◆ Information given ◆
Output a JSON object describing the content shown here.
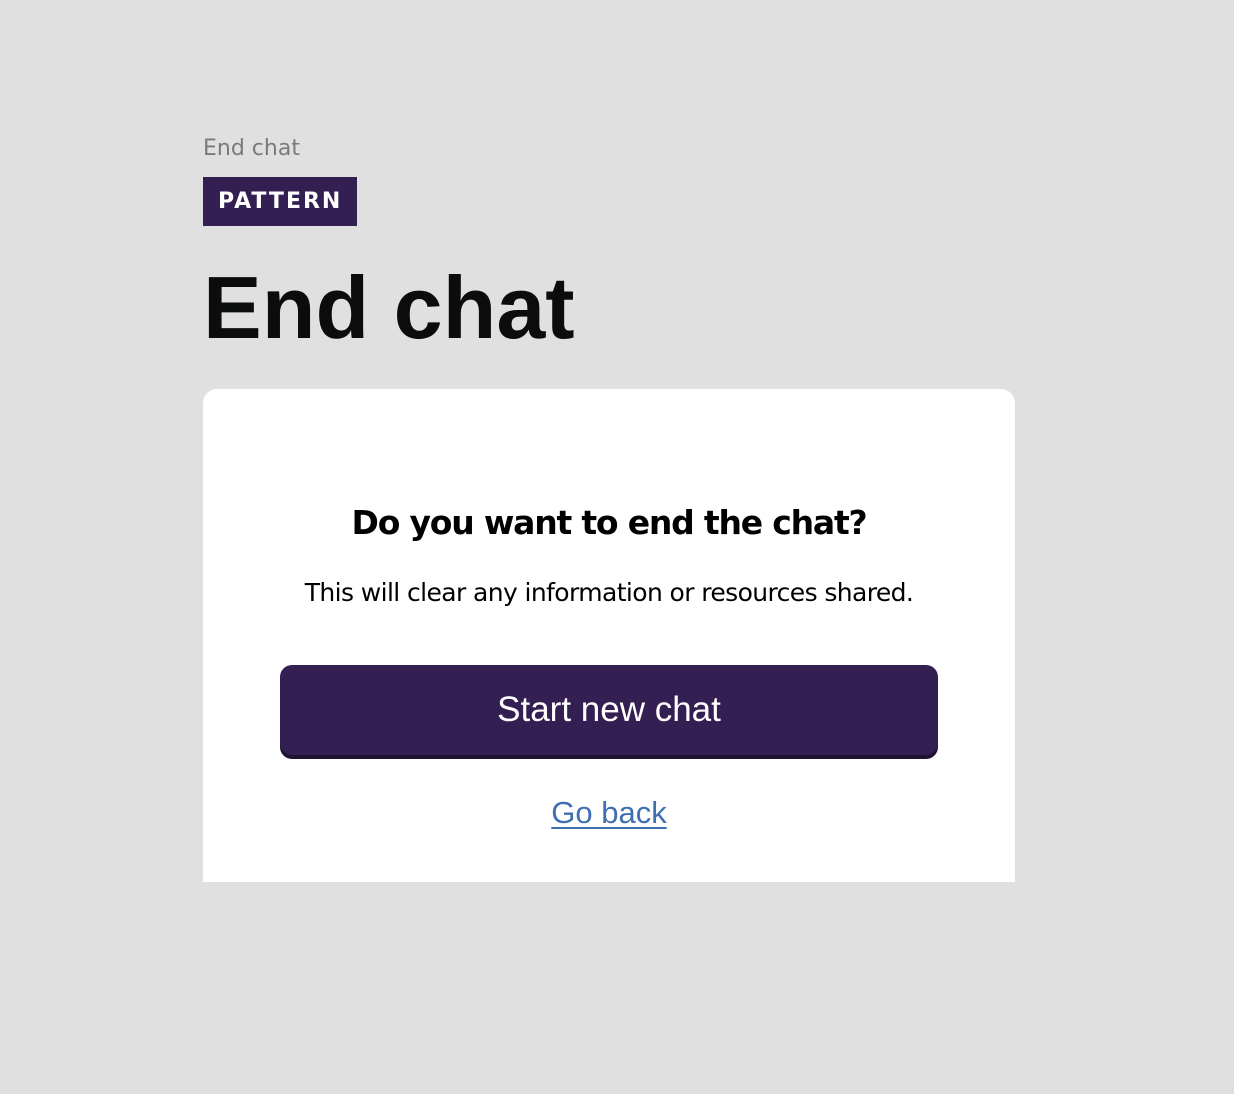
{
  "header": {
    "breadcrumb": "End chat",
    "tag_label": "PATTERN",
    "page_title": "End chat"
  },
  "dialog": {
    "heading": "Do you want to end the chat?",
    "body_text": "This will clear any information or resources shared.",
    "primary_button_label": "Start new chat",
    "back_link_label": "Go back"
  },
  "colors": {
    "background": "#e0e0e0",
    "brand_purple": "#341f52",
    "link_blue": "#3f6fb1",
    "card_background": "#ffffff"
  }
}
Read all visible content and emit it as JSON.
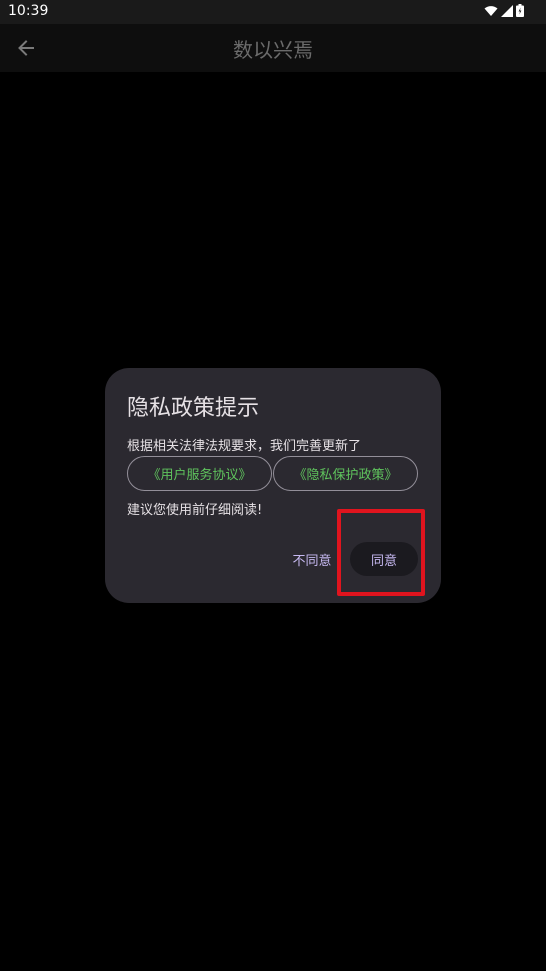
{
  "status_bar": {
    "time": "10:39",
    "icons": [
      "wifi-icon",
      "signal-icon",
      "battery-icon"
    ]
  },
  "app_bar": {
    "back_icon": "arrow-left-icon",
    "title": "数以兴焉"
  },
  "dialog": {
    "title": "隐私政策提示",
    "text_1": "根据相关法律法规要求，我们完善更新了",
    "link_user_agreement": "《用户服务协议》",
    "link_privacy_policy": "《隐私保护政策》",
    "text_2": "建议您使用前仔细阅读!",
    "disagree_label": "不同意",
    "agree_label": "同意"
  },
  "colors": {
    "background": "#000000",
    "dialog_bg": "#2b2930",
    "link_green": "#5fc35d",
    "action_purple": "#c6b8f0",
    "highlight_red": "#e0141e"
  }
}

◆ Given exercise ◆
Copy out all the entries exactly. Images stay out of the copy.

◆ Output ◆
Output a JSON object describing the content shown here.
{
  "header": {
    "breadcrumb": "End chat",
    "tag_label": "PATTERN",
    "page_title": "End chat"
  },
  "dialog": {
    "heading": "Do you want to end the chat?",
    "body_text": "This will clear any information or resources shared.",
    "primary_button_label": "Start new chat",
    "back_link_label": "Go back"
  },
  "colors": {
    "background": "#e0e0e0",
    "brand_purple": "#341f52",
    "link_blue": "#3f6fb1",
    "card_background": "#ffffff"
  }
}
Read all visible content and emit it as JSON.
{
  "status_bar": {
    "time": "10:39",
    "icons": [
      "wifi-icon",
      "signal-icon",
      "battery-icon"
    ]
  },
  "app_bar": {
    "back_icon": "arrow-left-icon",
    "title": "数以兴焉"
  },
  "dialog": {
    "title": "隐私政策提示",
    "text_1": "根据相关法律法规要求，我们完善更新了",
    "link_user_agreement": "《用户服务协议》",
    "link_privacy_policy": "《隐私保护政策》",
    "text_2": "建议您使用前仔细阅读!",
    "disagree_label": "不同意",
    "agree_label": "同意"
  },
  "colors": {
    "background": "#000000",
    "dialog_bg": "#2b2930",
    "link_green": "#5fc35d",
    "action_purple": "#c6b8f0",
    "highlight_red": "#e0141e"
  }
}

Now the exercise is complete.